═════ Data rows

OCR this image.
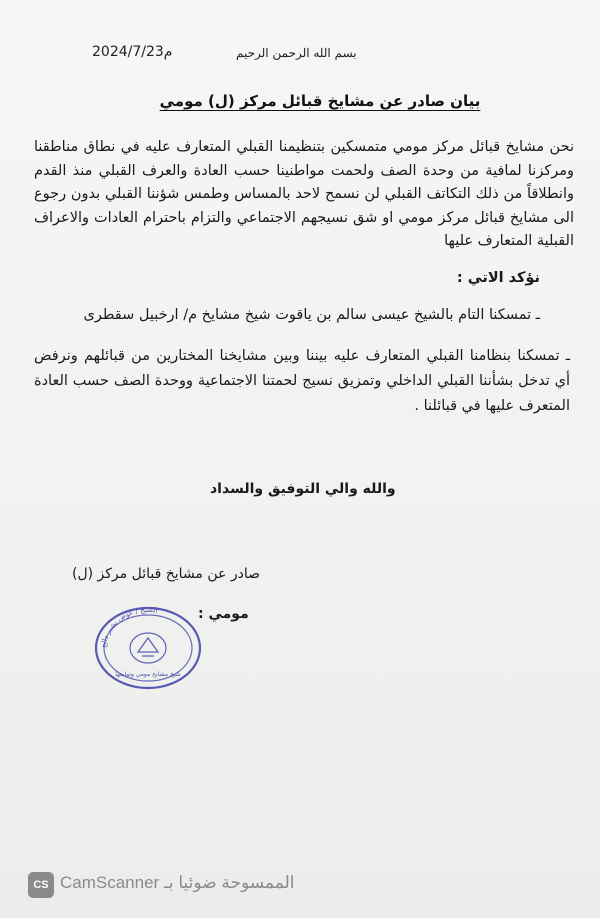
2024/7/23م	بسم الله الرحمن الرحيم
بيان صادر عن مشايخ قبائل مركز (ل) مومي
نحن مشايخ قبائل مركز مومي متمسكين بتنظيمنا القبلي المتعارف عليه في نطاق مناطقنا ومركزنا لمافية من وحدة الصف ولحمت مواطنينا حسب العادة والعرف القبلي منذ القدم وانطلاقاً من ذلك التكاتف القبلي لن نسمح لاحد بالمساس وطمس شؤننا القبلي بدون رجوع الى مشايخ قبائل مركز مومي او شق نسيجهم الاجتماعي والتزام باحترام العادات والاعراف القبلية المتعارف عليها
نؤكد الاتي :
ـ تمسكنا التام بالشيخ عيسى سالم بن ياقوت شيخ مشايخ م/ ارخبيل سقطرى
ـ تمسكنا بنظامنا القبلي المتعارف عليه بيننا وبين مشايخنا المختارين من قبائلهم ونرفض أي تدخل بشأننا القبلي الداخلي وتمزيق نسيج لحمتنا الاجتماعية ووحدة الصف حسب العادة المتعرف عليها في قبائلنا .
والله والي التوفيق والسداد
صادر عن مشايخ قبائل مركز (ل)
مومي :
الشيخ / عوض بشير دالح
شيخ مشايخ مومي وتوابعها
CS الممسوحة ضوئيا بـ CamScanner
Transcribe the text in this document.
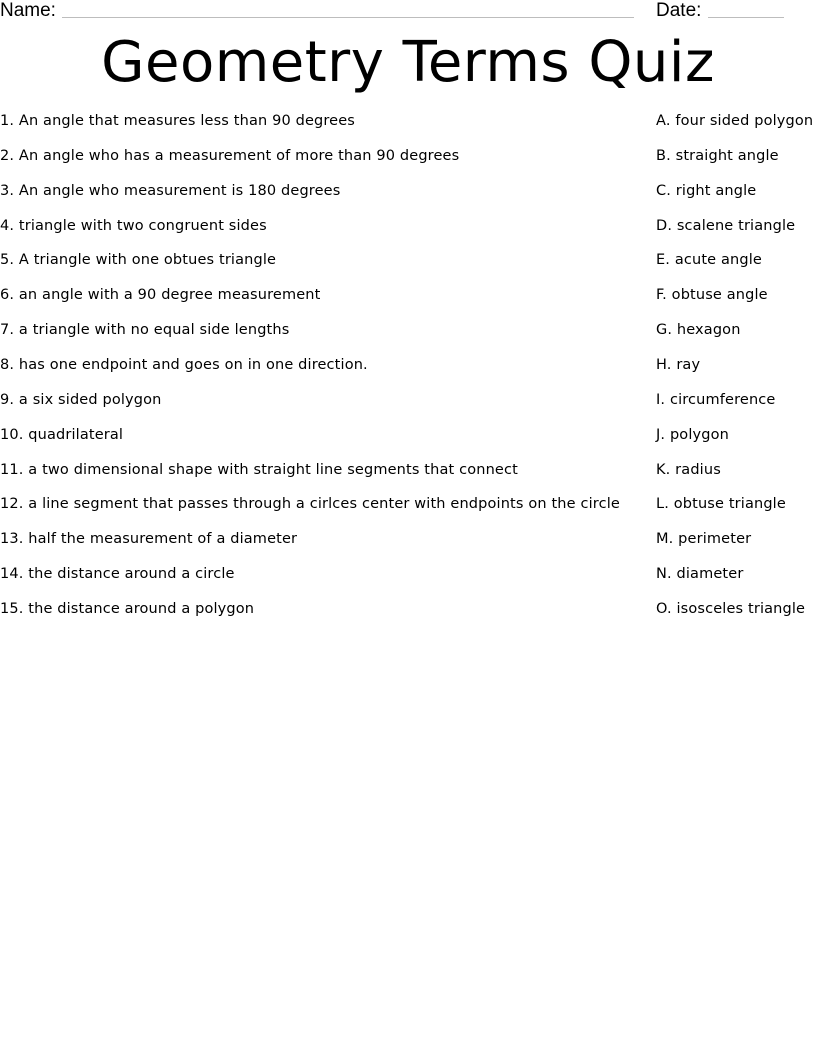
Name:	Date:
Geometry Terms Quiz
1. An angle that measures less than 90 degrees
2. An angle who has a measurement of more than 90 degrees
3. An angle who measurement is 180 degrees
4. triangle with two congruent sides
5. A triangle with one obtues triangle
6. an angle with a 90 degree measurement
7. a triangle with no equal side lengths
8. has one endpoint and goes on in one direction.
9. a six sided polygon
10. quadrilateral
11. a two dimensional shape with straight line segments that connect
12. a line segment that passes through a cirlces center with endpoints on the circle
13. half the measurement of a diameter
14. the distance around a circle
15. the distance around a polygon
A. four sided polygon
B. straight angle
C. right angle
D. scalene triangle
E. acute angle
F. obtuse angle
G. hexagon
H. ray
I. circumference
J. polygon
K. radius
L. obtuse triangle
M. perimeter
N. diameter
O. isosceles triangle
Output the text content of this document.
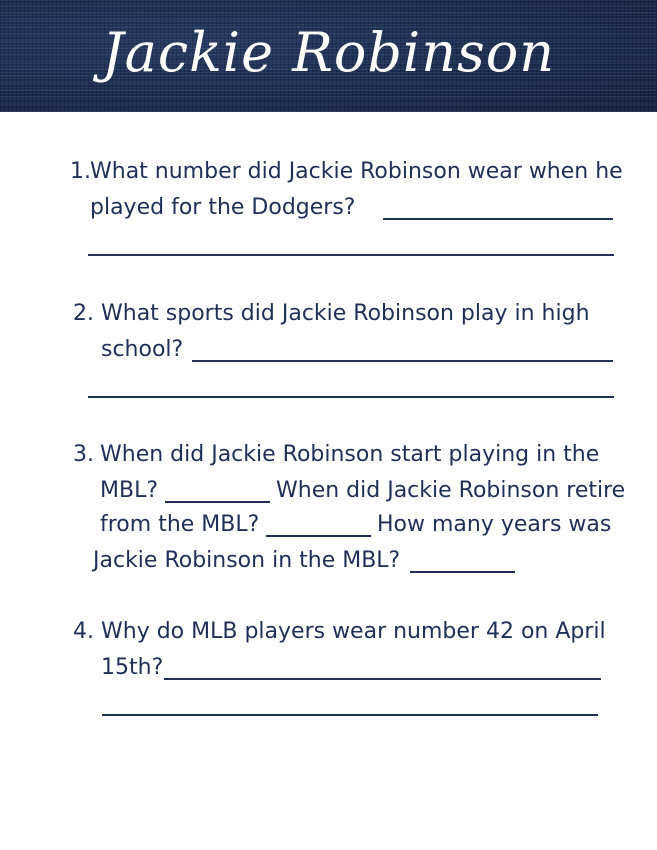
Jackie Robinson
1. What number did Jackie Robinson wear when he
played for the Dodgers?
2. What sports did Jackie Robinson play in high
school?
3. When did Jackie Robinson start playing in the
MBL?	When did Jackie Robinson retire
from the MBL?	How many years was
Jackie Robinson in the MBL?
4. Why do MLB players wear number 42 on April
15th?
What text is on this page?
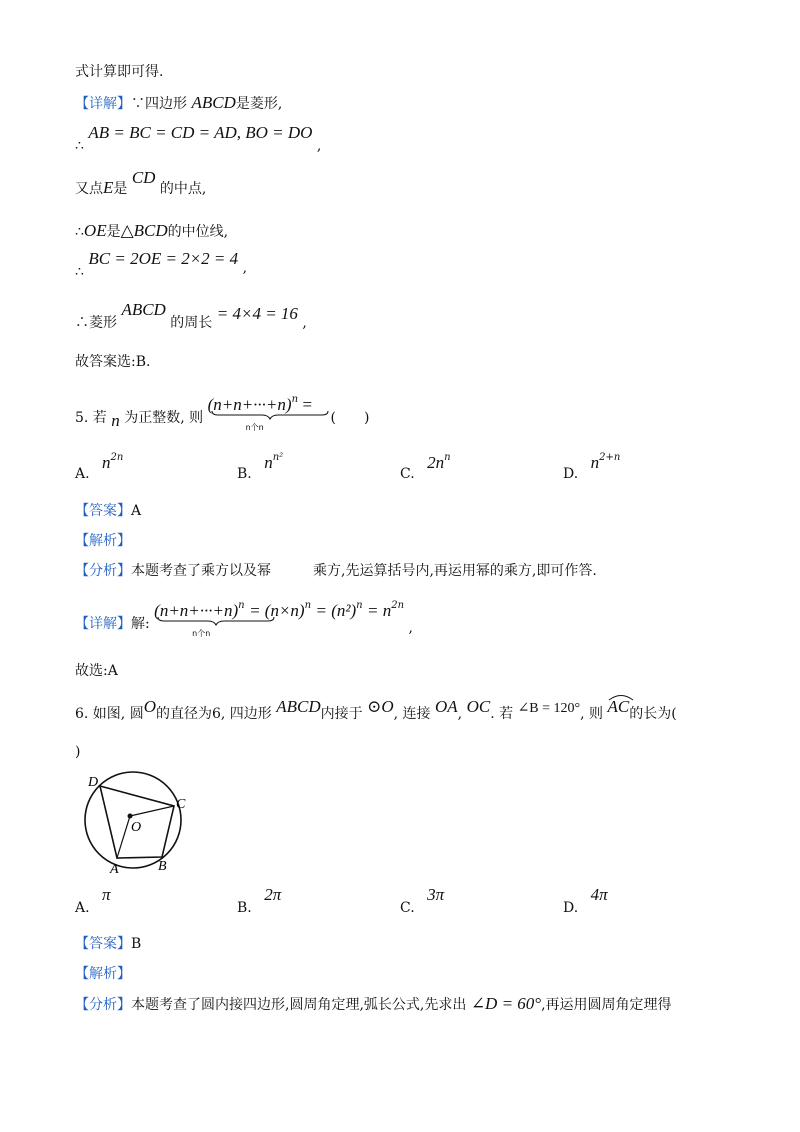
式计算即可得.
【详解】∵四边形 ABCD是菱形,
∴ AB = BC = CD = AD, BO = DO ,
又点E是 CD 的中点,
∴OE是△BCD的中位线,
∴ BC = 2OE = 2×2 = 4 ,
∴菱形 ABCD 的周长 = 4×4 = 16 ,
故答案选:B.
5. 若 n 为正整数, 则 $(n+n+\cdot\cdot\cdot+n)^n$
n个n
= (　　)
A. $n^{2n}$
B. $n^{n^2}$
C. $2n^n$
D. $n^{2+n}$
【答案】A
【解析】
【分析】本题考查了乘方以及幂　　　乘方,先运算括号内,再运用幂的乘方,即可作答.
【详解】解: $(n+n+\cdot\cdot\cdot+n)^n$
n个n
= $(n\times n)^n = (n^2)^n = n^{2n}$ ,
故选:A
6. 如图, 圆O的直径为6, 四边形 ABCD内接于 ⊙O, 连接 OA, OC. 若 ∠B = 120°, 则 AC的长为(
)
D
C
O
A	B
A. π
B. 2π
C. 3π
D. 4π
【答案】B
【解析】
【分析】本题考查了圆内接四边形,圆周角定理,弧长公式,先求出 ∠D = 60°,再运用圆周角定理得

══════════

Leave out the pictures and reproduce the rest of the listing exactly.

Task solution:
OCR this image.
2024/7/23م	بسم الله الرحمن الرحيم
بيان صادر عن مشايخ قبائل مركز (ل) مومي
نحن مشايخ قبائل مركز مومي متمسكين بتنظيمنا القبلي المتعارف عليه في نطاق مناطقنا ومركزنا لمافية من وحدة الصف ولحمت مواطنينا حسب العادة والعرف القبلي منذ القدم وانطلاقاً من ذلك التكاتف القبلي لن نسمح لاحد بالمساس وطمس شؤننا القبلي بدون رجوع الى مشايخ قبائل مركز مومي او شق نسيجهم الاجتماعي والتزام باحترام العادات والاعراف القبلية المتعارف عليها
نؤكد الاتي :
ـ تمسكنا التام بالشيخ عيسى سالم بن ياقوت شيخ مشايخ م/ ارخبيل سقطرى
ـ تمسكنا بنظامنا القبلي المتعارف عليه بيننا وبين مشايخنا المختارين من قبائلهم ونرفض أي تدخل بشأننا القبلي الداخلي وتمزيق نسيج لحمتنا الاجتماعية ووحدة الصف حسب العادة المتعرف عليها في قبائلنا .
والله والي التوفيق والسداد
صادر عن مشايخ قبائل مركز (ل)
مومي :
الشيخ / عوض بشير دالح
شيخ مشايخ مومي وتوابعها
CS الممسوحة ضوئيا بـ CamScanner
Transcribe the text in this document.
Name:	Date:
Geometry Terms Quiz
1. An angle that measures less than 90 degrees
2. An angle who has a measurement of more than 90 degrees
3. An angle who measurement is 180 degrees
4. triangle with two congruent sides
5. A triangle with one obtues triangle
6. an angle with a 90 degree measurement
7. a triangle with no equal side lengths
8. has one endpoint and goes on in one direction.
9. a six sided polygon
10. quadrilateral
11. a two dimensional shape with straight line segments that connect
12. a line segment that passes through a cirlces center with endpoints on the circle
13. half the measurement of a diameter
14. the distance around a circle
15. the distance around a polygon
A. four sided polygon
B. straight angle
C. right angle
D. scalene triangle
E. acute angle
F. obtuse angle
G. hexagon
H. ray
I. circumference
J. polygon
K. radius
L. obtuse triangle
M. perimeter
N. diameter
O. isosceles triangle
Output the text content of this document.
Jackie Robinson
1. What number did Jackie Robinson wear when he
played for the Dodgers?
2. What sports did Jackie Robinson play in high
school?
3. When did Jackie Robinson start playing in the
MBL?	When did Jackie Robinson retire
from the MBL?	How many years was
Jackie Robinson in the MBL?
4. Why do MLB players wear number 42 on April
15th?
What text is on this page?
式计算即可得.
【详解】∵四边形 ABCD是菱形,
∴ AB = BC = CD = AD, BO = DO ,
又点E是 CD 的中点,
∴OE是△BCD的中位线,
∴ BC = 2OE = 2×2 = 4 ,
∴菱形 ABCD 的周长 = 4×4 = 16 ,
故答案选:B.
5. 若 n 为正整数, 则 $(n+n+\cdot\cdot\cdot+n)^n$
n个n
= (　　)
A. $n^{2n}$
B. $n^{n^2}$
C. $2n^n$
D. $n^{2+n}$
【答案】A
【解析】
【分析】本题考查了乘方以及幂　　　乘方,先运算括号内,再运用幂的乘方,即可作答.
【详解】解: $(n+n+\cdot\cdot\cdot+n)^n$
n个n
= $(n\times n)^n = (n^2)^n = n^{2n}$ ,
故选:A
6. 如图, 圆O的直径为6, 四边形 ABCD内接于 ⊙O, 连接 OA, OC. 若 ∠B = 120°, 则 AC的长为(
)
D
C
O
A	B
A. π
B. 2π
C. 3π
D. 4π
【答案】B
【解析】
【分析】本题考查了圆内接四边形,圆周角定理,弧长公式,先求出 ∠D = 60°,再运用圆周角定理得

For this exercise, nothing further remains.